### [JOB]
Pull every line containing the word "Pietro" from the records.

### [EXERCISE DATA]

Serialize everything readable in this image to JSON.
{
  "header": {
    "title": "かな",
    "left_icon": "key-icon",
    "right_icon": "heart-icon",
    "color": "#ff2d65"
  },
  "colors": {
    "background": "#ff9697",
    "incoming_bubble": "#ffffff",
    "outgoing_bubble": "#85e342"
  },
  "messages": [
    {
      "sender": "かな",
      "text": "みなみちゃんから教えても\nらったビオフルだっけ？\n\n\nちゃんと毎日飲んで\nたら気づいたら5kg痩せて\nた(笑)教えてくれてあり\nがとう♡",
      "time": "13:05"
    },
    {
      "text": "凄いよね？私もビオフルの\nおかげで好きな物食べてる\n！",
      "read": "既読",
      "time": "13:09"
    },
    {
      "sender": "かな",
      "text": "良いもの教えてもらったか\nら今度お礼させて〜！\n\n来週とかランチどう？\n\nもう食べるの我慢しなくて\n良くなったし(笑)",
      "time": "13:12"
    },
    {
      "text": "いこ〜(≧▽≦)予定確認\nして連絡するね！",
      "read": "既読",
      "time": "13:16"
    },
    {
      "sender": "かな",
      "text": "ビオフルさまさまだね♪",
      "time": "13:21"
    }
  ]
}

--

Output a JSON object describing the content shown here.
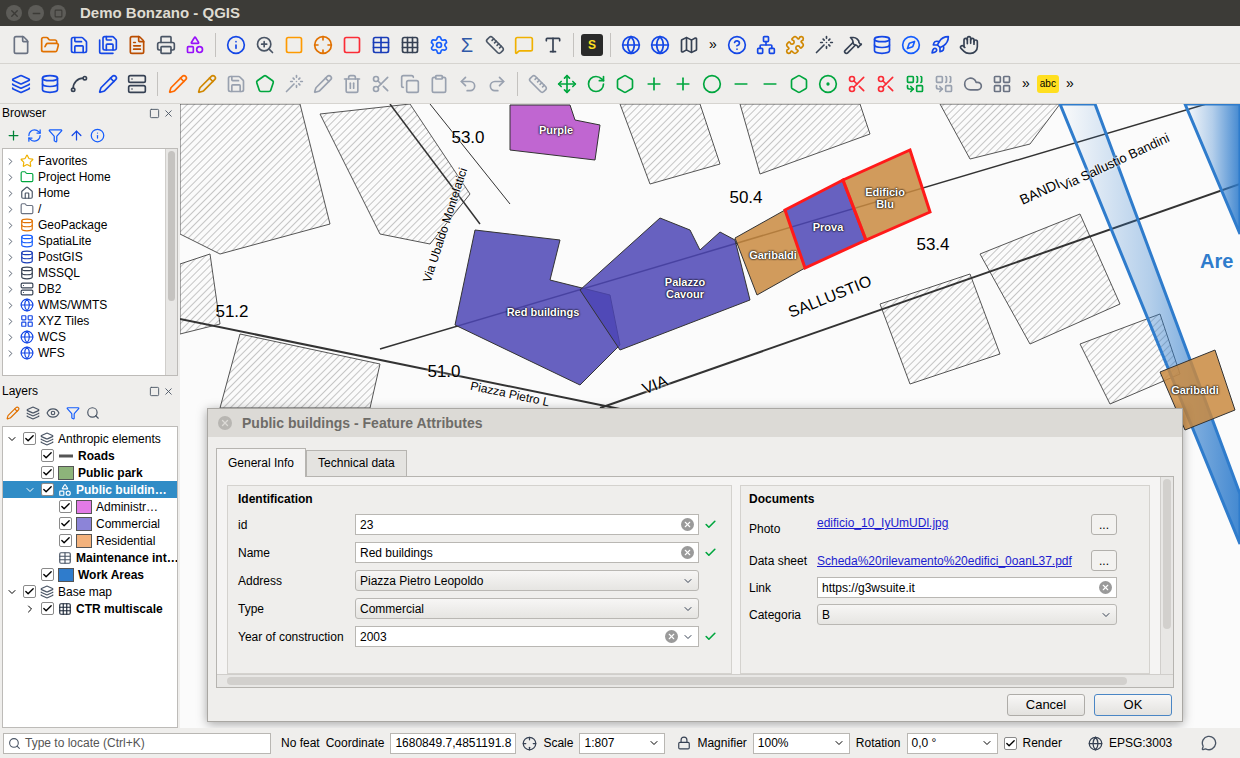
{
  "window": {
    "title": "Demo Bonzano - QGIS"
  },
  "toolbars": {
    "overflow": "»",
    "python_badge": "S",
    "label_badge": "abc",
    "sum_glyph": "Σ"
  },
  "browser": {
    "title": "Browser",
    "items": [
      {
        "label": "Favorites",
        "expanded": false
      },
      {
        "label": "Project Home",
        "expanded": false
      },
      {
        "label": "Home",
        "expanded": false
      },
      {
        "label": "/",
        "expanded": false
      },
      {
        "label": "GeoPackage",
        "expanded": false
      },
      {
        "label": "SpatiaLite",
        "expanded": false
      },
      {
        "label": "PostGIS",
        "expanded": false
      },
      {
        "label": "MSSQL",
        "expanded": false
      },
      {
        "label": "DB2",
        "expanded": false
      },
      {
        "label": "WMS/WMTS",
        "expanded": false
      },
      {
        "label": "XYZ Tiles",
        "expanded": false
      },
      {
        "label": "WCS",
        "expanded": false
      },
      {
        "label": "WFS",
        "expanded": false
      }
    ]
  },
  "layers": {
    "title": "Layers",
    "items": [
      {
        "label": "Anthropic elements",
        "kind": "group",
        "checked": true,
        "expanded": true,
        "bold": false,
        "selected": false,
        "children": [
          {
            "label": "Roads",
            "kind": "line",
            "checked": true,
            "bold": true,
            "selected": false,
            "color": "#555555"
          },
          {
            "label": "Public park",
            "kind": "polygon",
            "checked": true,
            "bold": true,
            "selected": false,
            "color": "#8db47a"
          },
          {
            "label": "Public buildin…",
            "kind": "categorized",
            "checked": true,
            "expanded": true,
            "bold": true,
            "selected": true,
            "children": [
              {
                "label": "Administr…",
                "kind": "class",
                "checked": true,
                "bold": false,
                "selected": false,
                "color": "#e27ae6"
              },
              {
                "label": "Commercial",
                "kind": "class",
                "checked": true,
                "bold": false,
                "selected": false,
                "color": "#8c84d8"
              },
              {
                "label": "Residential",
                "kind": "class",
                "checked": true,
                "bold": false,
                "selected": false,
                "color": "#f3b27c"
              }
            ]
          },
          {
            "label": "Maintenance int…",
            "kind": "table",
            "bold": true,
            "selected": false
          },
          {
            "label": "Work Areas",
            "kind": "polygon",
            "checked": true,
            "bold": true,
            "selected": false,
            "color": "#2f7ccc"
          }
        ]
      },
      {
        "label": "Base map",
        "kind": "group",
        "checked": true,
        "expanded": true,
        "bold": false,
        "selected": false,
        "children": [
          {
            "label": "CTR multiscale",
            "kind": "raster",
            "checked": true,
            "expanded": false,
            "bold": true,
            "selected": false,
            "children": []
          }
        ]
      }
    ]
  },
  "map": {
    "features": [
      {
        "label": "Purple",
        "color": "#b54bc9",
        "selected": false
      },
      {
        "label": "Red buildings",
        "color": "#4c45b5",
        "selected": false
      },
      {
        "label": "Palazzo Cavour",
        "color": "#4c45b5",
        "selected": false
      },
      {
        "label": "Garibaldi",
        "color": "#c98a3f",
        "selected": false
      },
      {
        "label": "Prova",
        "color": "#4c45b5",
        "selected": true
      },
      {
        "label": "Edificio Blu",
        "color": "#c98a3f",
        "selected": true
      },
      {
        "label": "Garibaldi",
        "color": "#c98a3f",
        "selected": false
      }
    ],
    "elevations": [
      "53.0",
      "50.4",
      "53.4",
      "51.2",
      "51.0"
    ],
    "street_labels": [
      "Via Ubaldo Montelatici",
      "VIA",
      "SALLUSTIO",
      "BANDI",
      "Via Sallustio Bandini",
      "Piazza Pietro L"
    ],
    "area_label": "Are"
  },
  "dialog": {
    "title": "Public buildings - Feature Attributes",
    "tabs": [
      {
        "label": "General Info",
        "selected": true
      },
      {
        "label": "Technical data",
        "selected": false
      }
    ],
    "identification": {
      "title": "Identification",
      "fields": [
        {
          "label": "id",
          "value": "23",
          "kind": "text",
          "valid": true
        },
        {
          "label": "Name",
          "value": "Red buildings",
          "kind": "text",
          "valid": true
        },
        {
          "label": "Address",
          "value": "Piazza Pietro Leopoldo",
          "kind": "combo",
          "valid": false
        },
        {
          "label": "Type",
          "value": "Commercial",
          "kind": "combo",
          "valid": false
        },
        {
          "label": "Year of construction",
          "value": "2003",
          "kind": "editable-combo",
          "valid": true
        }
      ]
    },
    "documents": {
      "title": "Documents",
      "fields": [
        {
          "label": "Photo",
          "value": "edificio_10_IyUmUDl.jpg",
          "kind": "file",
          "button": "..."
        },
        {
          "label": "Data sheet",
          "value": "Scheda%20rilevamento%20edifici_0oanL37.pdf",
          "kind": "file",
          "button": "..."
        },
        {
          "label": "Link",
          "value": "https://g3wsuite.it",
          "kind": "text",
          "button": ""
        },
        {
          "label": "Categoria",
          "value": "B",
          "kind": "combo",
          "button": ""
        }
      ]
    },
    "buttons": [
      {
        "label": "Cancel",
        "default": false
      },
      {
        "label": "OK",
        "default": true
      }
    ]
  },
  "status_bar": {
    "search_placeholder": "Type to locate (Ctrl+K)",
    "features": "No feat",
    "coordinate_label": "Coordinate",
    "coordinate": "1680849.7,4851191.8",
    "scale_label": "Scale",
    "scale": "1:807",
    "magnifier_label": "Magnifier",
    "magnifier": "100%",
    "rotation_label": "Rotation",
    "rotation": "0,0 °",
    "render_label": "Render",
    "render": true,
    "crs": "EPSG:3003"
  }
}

### [THE ANSWER]
      "Piazza Pietro L"
          "value": "Piazza Pietro Leopoldo",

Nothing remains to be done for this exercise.